_DOCUMENT SEGMENT_.
The Maine Area Health Education Center (AHEC) at the University of New England is proud to announce its inaugural cohort of health professions students who will graduate with an Honors Distinction in Caring for the Underserved. Four students from UNE’s Westbrook College of Health Professions and College of Graduate and Professional Studies have completed the two-year curriculum and will graduate as Maine AHEC Scholars. The students are Shelby Clare, DPT; Sarah Farrugia, BSW; Anna Prokity, DPT (photo not submitted); and Samuel McClean, MPH.
Samuel McClean, MPH
Sarah Farrugia, BSW
The Maine Area Health Education Center (AHEC) is a workforce development program whose mission to alleviate health workforce shortages in Maine’s underserved and rural communities. In 2018, the new 5-year AHEC guidelines required all AHECs to develop an AHEC Scholar program to supplement students’ education by providing additional knowledge and experience in rural and underserved urban settings. In Maine, the AHEC Scholar program is called the Care for the Underserved Pathway (CUP) AHEC Scholar Honor Distinction program.

_SUPPLIED ENTRIES_.
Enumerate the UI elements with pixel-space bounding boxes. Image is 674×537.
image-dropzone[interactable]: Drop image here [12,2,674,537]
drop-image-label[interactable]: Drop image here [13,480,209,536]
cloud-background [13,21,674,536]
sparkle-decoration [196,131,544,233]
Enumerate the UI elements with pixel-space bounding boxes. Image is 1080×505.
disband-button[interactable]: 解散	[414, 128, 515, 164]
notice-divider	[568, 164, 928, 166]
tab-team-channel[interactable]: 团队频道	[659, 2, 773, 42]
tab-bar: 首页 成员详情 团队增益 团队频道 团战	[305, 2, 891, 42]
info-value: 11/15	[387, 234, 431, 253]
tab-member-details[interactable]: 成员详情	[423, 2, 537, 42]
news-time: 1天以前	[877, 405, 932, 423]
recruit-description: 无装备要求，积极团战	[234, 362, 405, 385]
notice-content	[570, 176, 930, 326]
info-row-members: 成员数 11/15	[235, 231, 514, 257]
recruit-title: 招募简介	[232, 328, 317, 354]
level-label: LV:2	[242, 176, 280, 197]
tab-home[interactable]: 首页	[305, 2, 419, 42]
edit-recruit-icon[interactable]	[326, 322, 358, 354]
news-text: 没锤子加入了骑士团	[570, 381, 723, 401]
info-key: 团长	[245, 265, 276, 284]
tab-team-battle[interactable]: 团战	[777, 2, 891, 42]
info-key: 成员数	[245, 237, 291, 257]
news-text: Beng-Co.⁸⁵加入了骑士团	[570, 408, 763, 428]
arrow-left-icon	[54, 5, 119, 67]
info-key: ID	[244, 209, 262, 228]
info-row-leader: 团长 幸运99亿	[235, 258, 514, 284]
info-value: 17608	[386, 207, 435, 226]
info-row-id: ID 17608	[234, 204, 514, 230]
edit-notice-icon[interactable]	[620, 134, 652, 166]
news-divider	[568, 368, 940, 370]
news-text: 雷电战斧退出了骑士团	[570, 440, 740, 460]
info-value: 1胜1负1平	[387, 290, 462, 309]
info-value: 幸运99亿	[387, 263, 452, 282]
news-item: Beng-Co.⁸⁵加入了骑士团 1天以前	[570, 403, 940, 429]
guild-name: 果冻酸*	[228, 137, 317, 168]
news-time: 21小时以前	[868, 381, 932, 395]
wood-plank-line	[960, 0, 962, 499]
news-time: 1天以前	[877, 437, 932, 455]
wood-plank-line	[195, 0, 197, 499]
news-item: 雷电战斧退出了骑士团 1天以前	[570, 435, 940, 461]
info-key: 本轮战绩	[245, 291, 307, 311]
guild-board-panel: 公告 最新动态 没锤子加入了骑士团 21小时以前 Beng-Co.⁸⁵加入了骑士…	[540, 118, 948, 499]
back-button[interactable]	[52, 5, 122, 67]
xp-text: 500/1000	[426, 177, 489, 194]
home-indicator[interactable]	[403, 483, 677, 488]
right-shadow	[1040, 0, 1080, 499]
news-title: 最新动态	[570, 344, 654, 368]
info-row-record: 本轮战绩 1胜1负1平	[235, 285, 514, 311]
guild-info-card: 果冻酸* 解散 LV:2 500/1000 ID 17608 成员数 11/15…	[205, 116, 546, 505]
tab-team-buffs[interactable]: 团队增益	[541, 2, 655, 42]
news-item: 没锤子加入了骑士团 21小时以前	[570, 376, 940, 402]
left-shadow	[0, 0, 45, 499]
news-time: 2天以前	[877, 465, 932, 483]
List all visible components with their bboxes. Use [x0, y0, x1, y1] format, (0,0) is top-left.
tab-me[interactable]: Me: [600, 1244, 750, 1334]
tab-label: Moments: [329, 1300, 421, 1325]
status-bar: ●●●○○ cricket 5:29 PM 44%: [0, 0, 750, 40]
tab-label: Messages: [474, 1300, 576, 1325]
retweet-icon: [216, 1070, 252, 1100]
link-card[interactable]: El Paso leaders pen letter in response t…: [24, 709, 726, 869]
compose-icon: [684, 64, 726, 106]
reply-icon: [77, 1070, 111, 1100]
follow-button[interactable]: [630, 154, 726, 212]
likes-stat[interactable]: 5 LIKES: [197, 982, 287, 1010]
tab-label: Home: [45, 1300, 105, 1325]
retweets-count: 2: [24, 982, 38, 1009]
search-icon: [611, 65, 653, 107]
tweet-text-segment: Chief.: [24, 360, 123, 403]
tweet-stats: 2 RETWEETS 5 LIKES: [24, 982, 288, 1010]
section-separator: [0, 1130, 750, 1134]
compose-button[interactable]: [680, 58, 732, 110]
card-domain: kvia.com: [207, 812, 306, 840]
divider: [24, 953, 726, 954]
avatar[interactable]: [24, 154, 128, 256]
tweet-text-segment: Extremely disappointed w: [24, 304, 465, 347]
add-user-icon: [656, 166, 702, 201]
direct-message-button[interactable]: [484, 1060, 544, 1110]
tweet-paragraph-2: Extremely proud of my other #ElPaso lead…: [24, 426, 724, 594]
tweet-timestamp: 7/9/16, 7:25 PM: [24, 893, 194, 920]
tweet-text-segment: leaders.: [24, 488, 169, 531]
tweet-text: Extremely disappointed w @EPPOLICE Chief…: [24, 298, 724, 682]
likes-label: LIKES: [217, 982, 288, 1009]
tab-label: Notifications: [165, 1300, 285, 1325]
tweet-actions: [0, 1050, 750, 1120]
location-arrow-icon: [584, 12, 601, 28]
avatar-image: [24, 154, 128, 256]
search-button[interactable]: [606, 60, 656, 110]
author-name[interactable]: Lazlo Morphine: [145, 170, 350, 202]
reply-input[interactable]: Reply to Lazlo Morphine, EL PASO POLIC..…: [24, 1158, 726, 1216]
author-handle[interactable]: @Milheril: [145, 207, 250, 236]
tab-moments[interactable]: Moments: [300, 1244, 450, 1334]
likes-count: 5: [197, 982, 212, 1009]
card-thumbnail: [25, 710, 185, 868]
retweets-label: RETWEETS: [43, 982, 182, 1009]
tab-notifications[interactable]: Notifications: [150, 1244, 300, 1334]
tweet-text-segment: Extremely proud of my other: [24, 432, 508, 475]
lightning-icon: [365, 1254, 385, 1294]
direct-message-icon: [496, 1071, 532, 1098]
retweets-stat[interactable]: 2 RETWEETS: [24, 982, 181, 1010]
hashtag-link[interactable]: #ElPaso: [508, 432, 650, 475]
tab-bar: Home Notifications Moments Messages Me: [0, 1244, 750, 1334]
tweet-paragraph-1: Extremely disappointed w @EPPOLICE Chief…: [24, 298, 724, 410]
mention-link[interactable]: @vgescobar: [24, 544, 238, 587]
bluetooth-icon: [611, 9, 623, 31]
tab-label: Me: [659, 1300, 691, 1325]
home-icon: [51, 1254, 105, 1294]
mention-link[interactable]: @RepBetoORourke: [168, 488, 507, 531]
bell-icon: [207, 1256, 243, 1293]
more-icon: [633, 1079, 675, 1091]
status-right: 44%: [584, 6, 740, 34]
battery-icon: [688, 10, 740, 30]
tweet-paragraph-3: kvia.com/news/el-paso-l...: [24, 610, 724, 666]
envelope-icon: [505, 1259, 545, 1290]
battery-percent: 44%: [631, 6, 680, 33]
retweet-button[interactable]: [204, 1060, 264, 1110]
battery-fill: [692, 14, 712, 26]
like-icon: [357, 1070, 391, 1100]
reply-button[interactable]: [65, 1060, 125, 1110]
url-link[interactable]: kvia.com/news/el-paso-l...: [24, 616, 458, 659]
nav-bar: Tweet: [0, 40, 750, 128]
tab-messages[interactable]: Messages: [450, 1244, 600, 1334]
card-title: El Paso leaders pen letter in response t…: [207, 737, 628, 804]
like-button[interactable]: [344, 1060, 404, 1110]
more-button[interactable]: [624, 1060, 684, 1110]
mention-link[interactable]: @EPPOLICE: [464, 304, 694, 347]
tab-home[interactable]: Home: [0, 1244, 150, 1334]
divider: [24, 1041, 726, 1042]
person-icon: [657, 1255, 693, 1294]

_TASK ITEM 1_. Translate this sentence from the Maine AHEC announcement into Spanish: "In Maine, the AHEC Scholar program is called the Care for the Underserved Pathway (CUP) AHEC Scholar Honor Distinction program."
_TASK ITEM 2_. Please copy the part of the Maine AHEC announcement from "The Maine Area Health Education Center (AHEC) at" up to and including "Samuel McClean, MPH.", without any changes.

_RESULT 1_. En Maine, el programa AHEC Scholar se denomina programa Care for the Underserved Pathway (CUP) AHEC Scholar Honor Distinction.

_RESULT 2_.
The Maine Area Health Education Center (AHEC) at the University of New England is proud to announce its inaugural cohort of health professions students who will graduate with an Honors Distinction in Caring for the Underserved. Four students from UNE’s Westbrook College of Health Professions and College of Graduate and Professional Studies have completed the two-year curriculum and will graduate as Maine AHEC Scholars. The students are Shelby Clare, DPT; Sarah Farrugia, BSW; Anna Prokity, DPT (photo not submitted); and Samuel McClean, MPH.